The task: Find "Read out every word on this page." in the data, then restate the line it sits in and every later line word for word, ending with the last line.

Records from a data source:
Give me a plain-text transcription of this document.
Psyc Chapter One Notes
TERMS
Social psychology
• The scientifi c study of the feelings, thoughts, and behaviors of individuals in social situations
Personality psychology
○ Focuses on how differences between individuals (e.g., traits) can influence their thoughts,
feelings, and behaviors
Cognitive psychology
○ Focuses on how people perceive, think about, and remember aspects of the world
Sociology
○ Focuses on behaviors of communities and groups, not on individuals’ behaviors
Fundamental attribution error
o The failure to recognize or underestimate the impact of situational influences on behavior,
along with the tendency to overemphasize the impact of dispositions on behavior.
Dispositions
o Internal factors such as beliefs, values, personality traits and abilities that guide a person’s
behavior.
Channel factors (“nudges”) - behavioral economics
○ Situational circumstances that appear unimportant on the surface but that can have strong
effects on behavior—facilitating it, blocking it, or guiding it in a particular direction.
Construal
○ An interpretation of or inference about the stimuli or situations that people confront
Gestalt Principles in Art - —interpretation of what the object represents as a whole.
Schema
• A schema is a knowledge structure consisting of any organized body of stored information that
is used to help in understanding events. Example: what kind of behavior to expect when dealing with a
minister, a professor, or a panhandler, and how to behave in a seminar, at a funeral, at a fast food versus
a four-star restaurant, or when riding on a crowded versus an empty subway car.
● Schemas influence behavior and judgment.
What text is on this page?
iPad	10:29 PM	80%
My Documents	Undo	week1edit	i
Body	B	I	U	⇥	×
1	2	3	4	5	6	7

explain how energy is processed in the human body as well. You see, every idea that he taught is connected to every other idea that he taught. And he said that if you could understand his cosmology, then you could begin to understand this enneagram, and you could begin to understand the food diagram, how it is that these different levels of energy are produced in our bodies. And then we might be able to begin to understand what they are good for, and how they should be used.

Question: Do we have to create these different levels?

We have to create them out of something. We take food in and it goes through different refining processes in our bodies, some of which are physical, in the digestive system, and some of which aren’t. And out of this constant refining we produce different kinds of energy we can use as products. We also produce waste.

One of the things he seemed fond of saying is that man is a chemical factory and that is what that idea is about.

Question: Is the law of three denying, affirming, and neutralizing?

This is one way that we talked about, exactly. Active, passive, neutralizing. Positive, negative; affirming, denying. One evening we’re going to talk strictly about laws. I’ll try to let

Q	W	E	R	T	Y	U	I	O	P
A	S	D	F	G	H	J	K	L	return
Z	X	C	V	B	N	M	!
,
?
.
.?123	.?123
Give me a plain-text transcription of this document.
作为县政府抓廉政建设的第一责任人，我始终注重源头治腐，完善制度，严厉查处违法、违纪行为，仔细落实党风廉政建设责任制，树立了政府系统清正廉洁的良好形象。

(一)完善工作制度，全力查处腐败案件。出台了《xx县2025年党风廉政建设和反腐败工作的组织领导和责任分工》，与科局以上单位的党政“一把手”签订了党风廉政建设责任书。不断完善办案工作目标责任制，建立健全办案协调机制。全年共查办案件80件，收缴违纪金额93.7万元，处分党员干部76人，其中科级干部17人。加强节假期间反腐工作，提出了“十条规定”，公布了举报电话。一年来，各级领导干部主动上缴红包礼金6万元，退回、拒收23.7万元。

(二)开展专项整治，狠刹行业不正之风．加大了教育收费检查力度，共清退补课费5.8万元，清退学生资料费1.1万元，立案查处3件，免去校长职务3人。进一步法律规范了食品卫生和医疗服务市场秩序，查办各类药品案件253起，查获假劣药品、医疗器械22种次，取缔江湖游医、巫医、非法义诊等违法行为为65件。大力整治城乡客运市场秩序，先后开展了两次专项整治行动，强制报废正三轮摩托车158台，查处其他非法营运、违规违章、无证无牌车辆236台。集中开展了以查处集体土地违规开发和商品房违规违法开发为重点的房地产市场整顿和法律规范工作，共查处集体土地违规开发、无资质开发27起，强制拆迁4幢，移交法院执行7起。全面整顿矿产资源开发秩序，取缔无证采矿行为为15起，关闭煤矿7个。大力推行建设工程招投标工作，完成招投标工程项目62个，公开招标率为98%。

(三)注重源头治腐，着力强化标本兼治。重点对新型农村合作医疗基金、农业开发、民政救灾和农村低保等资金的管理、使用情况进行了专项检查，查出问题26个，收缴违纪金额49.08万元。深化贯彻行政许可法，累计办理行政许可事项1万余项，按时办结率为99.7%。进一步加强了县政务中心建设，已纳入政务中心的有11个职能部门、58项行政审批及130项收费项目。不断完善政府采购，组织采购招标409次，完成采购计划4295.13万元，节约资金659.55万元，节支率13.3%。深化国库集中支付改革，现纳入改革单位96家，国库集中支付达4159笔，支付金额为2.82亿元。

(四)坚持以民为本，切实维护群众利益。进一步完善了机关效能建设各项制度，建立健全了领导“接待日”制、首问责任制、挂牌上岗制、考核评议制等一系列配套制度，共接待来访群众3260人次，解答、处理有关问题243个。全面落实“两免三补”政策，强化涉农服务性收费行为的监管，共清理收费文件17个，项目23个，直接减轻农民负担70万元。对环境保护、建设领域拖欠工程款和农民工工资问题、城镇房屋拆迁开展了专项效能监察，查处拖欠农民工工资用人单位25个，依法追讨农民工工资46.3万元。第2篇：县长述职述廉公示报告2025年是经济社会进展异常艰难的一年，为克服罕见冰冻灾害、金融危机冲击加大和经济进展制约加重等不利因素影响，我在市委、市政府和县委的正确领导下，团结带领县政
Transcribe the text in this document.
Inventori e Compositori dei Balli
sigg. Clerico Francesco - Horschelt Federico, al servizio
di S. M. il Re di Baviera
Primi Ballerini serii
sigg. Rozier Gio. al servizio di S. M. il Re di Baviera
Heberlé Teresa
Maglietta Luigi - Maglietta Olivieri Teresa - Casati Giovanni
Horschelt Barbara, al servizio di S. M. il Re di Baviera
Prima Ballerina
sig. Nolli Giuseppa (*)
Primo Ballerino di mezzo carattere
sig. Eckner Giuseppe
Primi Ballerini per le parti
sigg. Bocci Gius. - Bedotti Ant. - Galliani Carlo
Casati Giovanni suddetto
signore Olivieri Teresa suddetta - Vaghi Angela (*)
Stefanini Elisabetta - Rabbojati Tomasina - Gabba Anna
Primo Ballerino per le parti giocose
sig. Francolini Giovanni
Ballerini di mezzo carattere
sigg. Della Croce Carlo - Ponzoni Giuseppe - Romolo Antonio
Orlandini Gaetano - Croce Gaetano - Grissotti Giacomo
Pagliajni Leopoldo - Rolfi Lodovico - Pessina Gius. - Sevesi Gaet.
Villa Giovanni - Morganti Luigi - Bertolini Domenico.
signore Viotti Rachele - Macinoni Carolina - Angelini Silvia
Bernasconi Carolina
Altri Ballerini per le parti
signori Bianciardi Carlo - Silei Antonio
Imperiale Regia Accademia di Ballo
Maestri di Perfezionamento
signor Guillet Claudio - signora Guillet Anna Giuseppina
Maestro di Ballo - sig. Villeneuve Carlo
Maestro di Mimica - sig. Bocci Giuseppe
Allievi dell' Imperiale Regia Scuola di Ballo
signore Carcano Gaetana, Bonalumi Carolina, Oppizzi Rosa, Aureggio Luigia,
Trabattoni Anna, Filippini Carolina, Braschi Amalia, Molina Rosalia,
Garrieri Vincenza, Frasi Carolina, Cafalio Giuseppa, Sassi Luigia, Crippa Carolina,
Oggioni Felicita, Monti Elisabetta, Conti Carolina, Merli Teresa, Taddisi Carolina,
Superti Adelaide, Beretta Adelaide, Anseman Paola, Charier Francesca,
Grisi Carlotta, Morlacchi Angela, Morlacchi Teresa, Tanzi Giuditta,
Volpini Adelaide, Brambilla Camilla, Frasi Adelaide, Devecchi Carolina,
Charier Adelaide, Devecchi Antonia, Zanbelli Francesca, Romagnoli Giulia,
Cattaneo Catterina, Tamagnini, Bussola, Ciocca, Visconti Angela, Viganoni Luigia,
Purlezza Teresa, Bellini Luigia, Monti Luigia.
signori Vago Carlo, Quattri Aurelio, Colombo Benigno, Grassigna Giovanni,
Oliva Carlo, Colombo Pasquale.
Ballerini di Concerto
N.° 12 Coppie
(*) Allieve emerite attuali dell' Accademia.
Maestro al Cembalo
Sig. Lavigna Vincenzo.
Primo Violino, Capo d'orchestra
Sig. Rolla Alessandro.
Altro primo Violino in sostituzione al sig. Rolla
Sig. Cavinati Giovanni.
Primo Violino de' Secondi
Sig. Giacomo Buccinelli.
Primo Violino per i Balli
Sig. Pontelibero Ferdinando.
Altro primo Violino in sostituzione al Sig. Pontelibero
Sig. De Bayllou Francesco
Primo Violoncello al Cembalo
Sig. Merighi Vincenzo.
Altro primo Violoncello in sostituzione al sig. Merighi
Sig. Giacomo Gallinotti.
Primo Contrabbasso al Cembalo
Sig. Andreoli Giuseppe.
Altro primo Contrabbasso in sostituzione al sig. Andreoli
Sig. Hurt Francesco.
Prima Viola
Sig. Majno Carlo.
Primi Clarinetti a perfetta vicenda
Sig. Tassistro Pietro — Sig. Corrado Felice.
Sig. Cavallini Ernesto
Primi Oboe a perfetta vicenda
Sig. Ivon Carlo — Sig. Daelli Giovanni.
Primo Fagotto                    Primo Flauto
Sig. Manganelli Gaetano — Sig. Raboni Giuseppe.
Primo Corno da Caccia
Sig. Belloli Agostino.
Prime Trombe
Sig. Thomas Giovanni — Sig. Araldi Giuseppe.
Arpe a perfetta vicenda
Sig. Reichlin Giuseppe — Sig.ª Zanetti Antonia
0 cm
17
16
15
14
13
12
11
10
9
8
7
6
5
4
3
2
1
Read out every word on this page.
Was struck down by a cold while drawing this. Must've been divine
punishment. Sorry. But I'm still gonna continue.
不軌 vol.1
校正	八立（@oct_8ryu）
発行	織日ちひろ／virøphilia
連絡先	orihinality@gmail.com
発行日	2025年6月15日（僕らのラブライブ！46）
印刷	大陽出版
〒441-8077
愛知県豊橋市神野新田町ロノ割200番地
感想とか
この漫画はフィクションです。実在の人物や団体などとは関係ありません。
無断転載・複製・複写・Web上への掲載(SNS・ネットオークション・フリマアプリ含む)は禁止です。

Response for this exercise:
Read out every word on this page.
Was struck down by a cold while drawing this. Must've been divine
punishment. Sorry. But I'm still gonna continue.
不軌 vol.1
校正	八立（@oct_8ryu）
発行	織日ちひろ／virøphilia
連絡先	orihinality@gmail.com
発行日	2025年6月15日（僕らのラブライブ！46）
印刷	大陽出版
〒441-8077
愛知県豊橋市神野新田町ロノ割200番地
感想とか
この漫画はフィクションです。実在の人物や団体などとは関係ありません。
無断転載・複製・複写・Web上への掲載(SNS・ネットオークション・フリマアプリ含む)は禁止です。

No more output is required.